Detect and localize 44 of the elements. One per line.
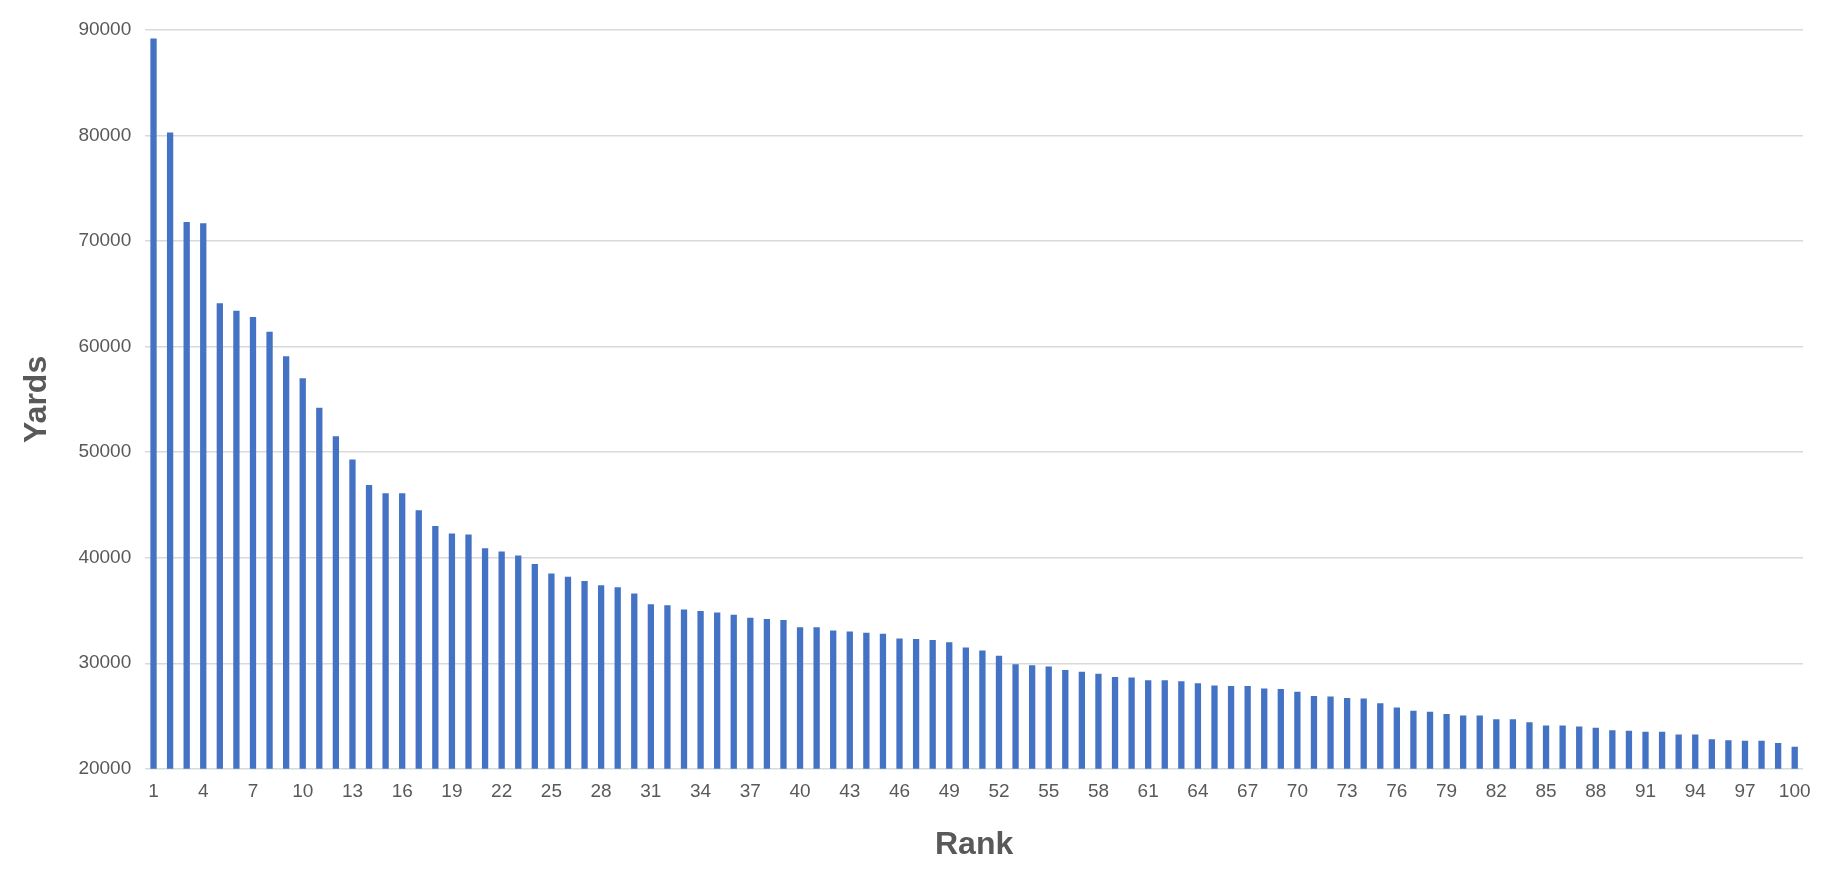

...

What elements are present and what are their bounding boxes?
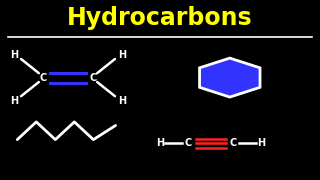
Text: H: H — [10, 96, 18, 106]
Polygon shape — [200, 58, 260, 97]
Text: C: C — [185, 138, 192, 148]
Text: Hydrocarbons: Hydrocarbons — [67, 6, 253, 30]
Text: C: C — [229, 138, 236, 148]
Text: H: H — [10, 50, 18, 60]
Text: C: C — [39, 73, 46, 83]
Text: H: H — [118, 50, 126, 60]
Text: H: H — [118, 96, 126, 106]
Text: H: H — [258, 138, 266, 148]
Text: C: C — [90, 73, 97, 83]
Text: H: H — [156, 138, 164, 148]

---

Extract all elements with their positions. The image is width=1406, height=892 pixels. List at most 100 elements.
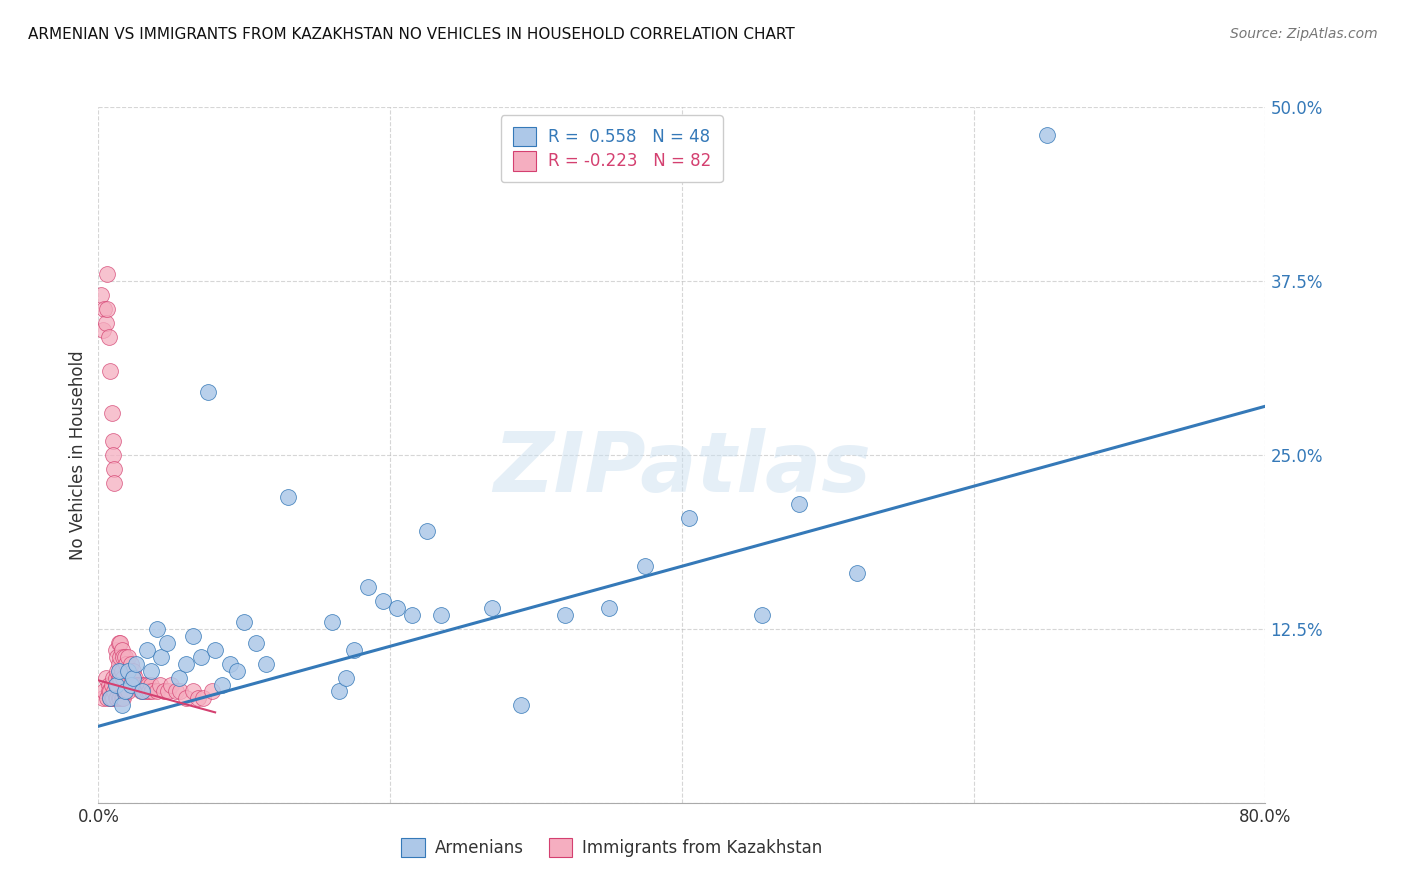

§ **Exercise prompt**
Can you express everything from the line containing "What elements are" down to the line containing "Text: H: H — [156, 138, 164, 148]", both included, as a two-column CSV with the headers text and answer? Each record should be one row, each field should be quoted with its line breaks turned into spaces, and the pictures should be left out.

§ **Full solution**
text,answer
"What elements are present and what are their bounding boxes?","Text: H: H — [10, 96, 18, 106] Polygon shape — [200, 58, 260, 97] Text: C: C — [185, 138, 192, 148] Text: Hydrocarbons: Hydrocarbons — [67, 6, 253, 30] Text: C: C — [229, 138, 236, 148] Text: H: H — [10, 50, 18, 60] Text: C: C — [39, 73, 46, 83] Text: H: H — [118, 50, 126, 60] Text: H: H — [118, 96, 126, 106] Text: H: H — [258, 138, 266, 148] Text: C: C — [90, 73, 97, 83] Text: H: H — [156, 138, 164, 148]"